[Some records]
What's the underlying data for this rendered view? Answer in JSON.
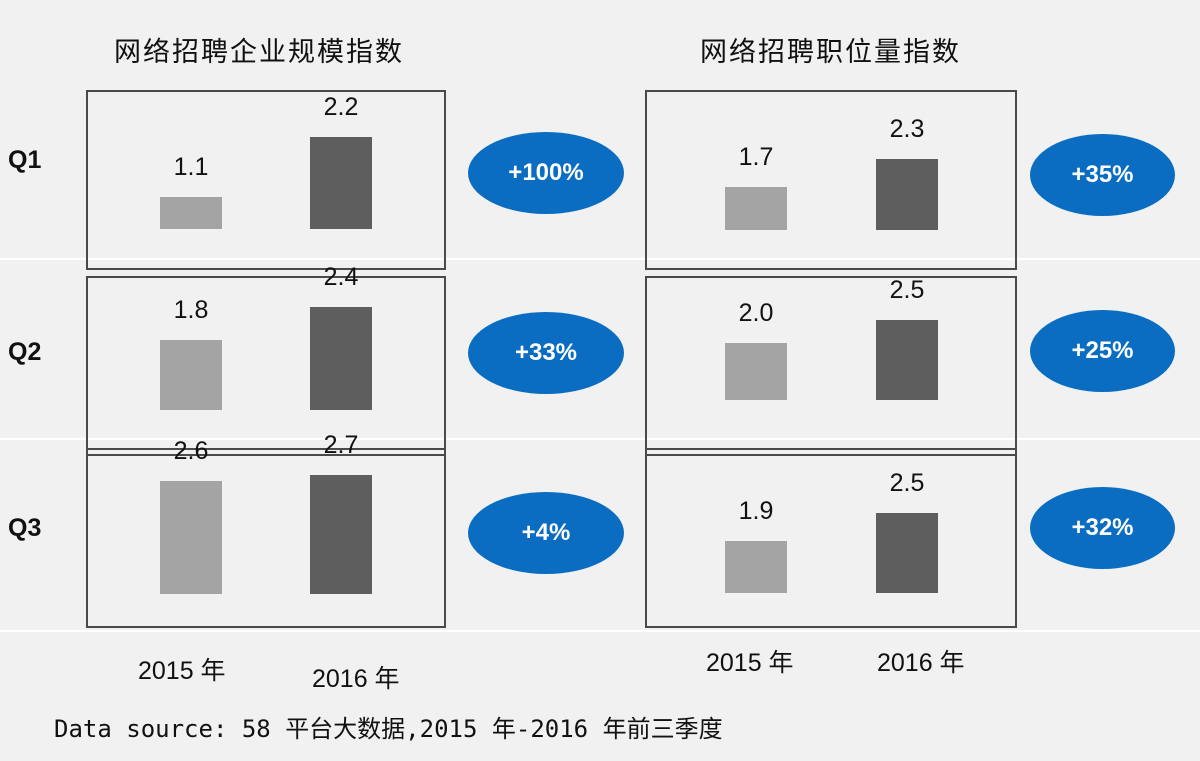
{
  "colors": {
    "background": "#f1f1f1",
    "bar_2015": "#a4a4a4",
    "bar_2016": "#5e5e5e",
    "bubble": "#0b6dc2",
    "panel_border": "#4a4a4a"
  },
  "chart_data": [
    {
      "type": "bar",
      "title": "网络招聘企业规模指数",
      "xlabel": "",
      "ylabel": "",
      "categories": [
        "Q1",
        "Q2",
        "Q3"
      ],
      "series": [
        {
          "name": "2015 年",
          "values": [
            1.1,
            1.8,
            2.6
          ]
        },
        {
          "name": "2016 年",
          "values": [
            2.2,
            2.4,
            2.7
          ]
        }
      ],
      "growth_labels": [
        "+100%",
        "+33%",
        "+4%"
      ],
      "x_tick_labels": [
        "2015 年",
        "2016 年"
      ]
    },
    {
      "type": "bar",
      "title": "网络招聘职位量指数",
      "xlabel": "",
      "ylabel": "",
      "categories": [
        "Q1",
        "Q2",
        "Q3"
      ],
      "series": [
        {
          "name": "2015 年",
          "values": [
            1.7,
            2.0,
            1.9
          ]
        },
        {
          "name": "2016 年",
          "values": [
            2.3,
            2.5,
            2.5
          ]
        }
      ],
      "growth_labels": [
        "+35%",
        "+25%",
        "+32%"
      ],
      "x_tick_labels": [
        "2015 年",
        "2016 年"
      ]
    }
  ],
  "footer": {
    "source": "Data source: 58 平台大数据,2015 年-2016 年前三季度"
  }
}
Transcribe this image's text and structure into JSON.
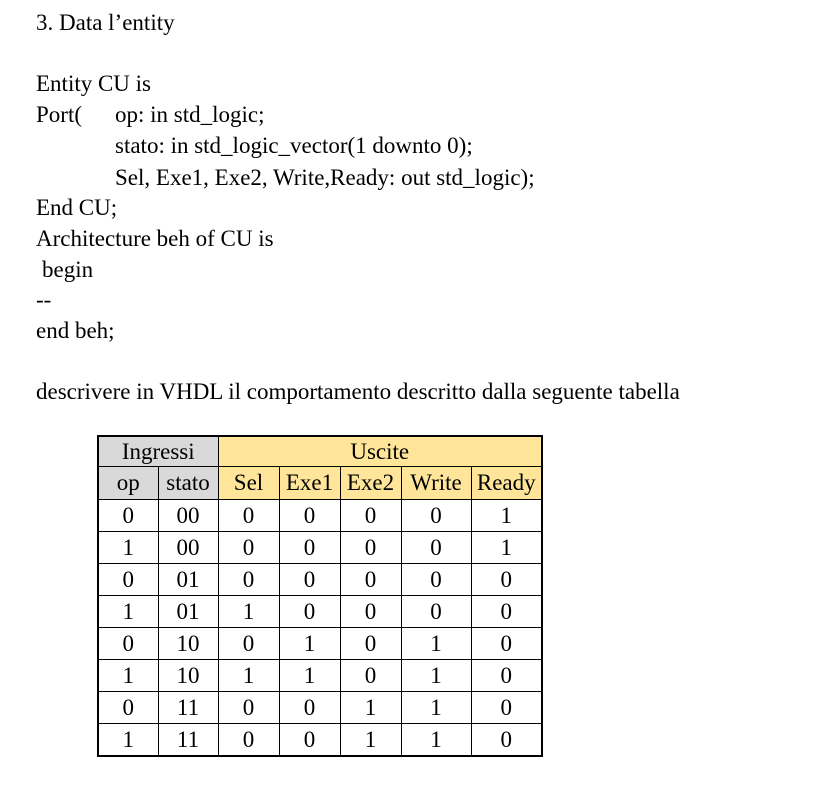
{
  "heading": "3. Data l’entity",
  "code": {
    "entity_line": "Entity CU is",
    "port_keyword": "Port(",
    "op_line": "op: in std_logic;",
    "stato_line": "stato: in std_logic_vector(1 downto 0);",
    "outputs_line": "Sel, Exe1, Exe2, Write,Ready: out std_logic);",
    "end_cu_line": "End CU;",
    "architecture_line": "Architecture beh of CU is",
    "begin_line": "begin",
    "placeholder_line": "--",
    "end_beh_line": "end beh;"
  },
  "task": "descrivere in VHDL il comportamento descritto dalla seguente tabella",
  "table": {
    "input_group_label": "Ingressi",
    "output_group_label": "Uscite",
    "input_columns": [
      "op",
      "stato"
    ],
    "output_columns": [
      "Sel",
      "Exe1",
      "Exe2",
      "Write",
      "Ready"
    ],
    "header_colors": {
      "inputs": "#d9d9d9",
      "outputs": "#ffe599"
    },
    "rows": [
      [
        "0",
        "00",
        "0",
        "0",
        "0",
        "0",
        "1"
      ],
      [
        "1",
        "00",
        "0",
        "0",
        "0",
        "0",
        "1"
      ],
      [
        "0",
        "01",
        "0",
        "0",
        "0",
        "0",
        "0"
      ],
      [
        "1",
        "01",
        "1",
        "0",
        "0",
        "0",
        "0"
      ],
      [
        "0",
        "10",
        "0",
        "1",
        "0",
        "1",
        "0"
      ],
      [
        "1",
        "10",
        "1",
        "1",
        "0",
        "1",
        "0"
      ],
      [
        "0",
        "11",
        "0",
        "0",
        "1",
        "1",
        "0"
      ],
      [
        "1",
        "11",
        "0",
        "0",
        "1",
        "1",
        "0"
      ]
    ]
  }
}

= Aim =
Extract all the entries word for word; omit any pictures.

= Task response =
What's the underlying data for this rendered view? Answer in JSON.
{
  "colors": {
    "background": "#f1f1f1",
    "bar_2015": "#a4a4a4",
    "bar_2016": "#5e5e5e",
    "bubble": "#0b6dc2",
    "panel_border": "#4a4a4a"
  },
  "chart_data": [
    {
      "type": "bar",
      "title": "网络招聘企业规模指数",
      "xlabel": "",
      "ylabel": "",
      "categories": [
        "Q1",
        "Q2",
        "Q3"
      ],
      "series": [
        {
          "name": "2015 年",
          "values": [
            1.1,
            1.8,
            2.6
          ]
        },
        {
          "name": "2016 年",
          "values": [
            2.2,
            2.4,
            2.7
          ]
        }
      ],
      "growth_labels": [
        "+100%",
        "+33%",
        "+4%"
      ],
      "x_tick_labels": [
        "2015 年",
        "2016 年"
      ]
    },
    {
      "type": "bar",
      "title": "网络招聘职位量指数",
      "xlabel": "",
      "ylabel": "",
      "categories": [
        "Q1",
        "Q2",
        "Q3"
      ],
      "series": [
        {
          "name": "2015 年",
          "values": [
            1.7,
            2.0,
            1.9
          ]
        },
        {
          "name": "2016 年",
          "values": [
            2.3,
            2.5,
            2.5
          ]
        }
      ],
      "growth_labels": [
        "+35%",
        "+25%",
        "+32%"
      ],
      "x_tick_labels": [
        "2015 年",
        "2016 年"
      ]
    }
  ],
  "footer": {
    "source": "Data source: 58 平台大数据,2015 年-2016 年前三季度"
  }
}
Transcribe this image's text and structure into JSON.
{
  "heading": "3. Data l’entity",
  "code": {
    "entity_line": "Entity CU is",
    "port_keyword": "Port(",
    "op_line": "op: in std_logic;",
    "stato_line": "stato: in std_logic_vector(1 downto 0);",
    "outputs_line": "Sel, Exe1, Exe2, Write,Ready: out std_logic);",
    "end_cu_line": "End CU;",
    "architecture_line": "Architecture beh of CU is",
    "begin_line": "begin",
    "placeholder_line": "--",
    "end_beh_line": "end beh;"
  },
  "task": "descrivere in VHDL il comportamento descritto dalla seguente tabella",
  "table": {
    "input_group_label": "Ingressi",
    "output_group_label": "Uscite",
    "input_columns": [
      "op",
      "stato"
    ],
    "output_columns": [
      "Sel",
      "Exe1",
      "Exe2",
      "Write",
      "Ready"
    ],
    "header_colors": {
      "inputs": "#d9d9d9",
      "outputs": "#ffe599"
    },
    "rows": [
      [
        "0",
        "00",
        "0",
        "0",
        "0",
        "0",
        "1"
      ],
      [
        "1",
        "00",
        "0",
        "0",
        "0",
        "0",
        "1"
      ],
      [
        "0",
        "01",
        "0",
        "0",
        "0",
        "0",
        "0"
      ],
      [
        "1",
        "01",
        "1",
        "0",
        "0",
        "0",
        "0"
      ],
      [
        "0",
        "10",
        "0",
        "1",
        "0",
        "1",
        "0"
      ],
      [
        "1",
        "10",
        "1",
        "1",
        "0",
        "1",
        "0"
      ],
      [
        "0",
        "11",
        "0",
        "0",
        "1",
        "1",
        "0"
      ],
      [
        "1",
        "11",
        "0",
        "0",
        "1",
        "1",
        "0"
      ]
    ]
  }
}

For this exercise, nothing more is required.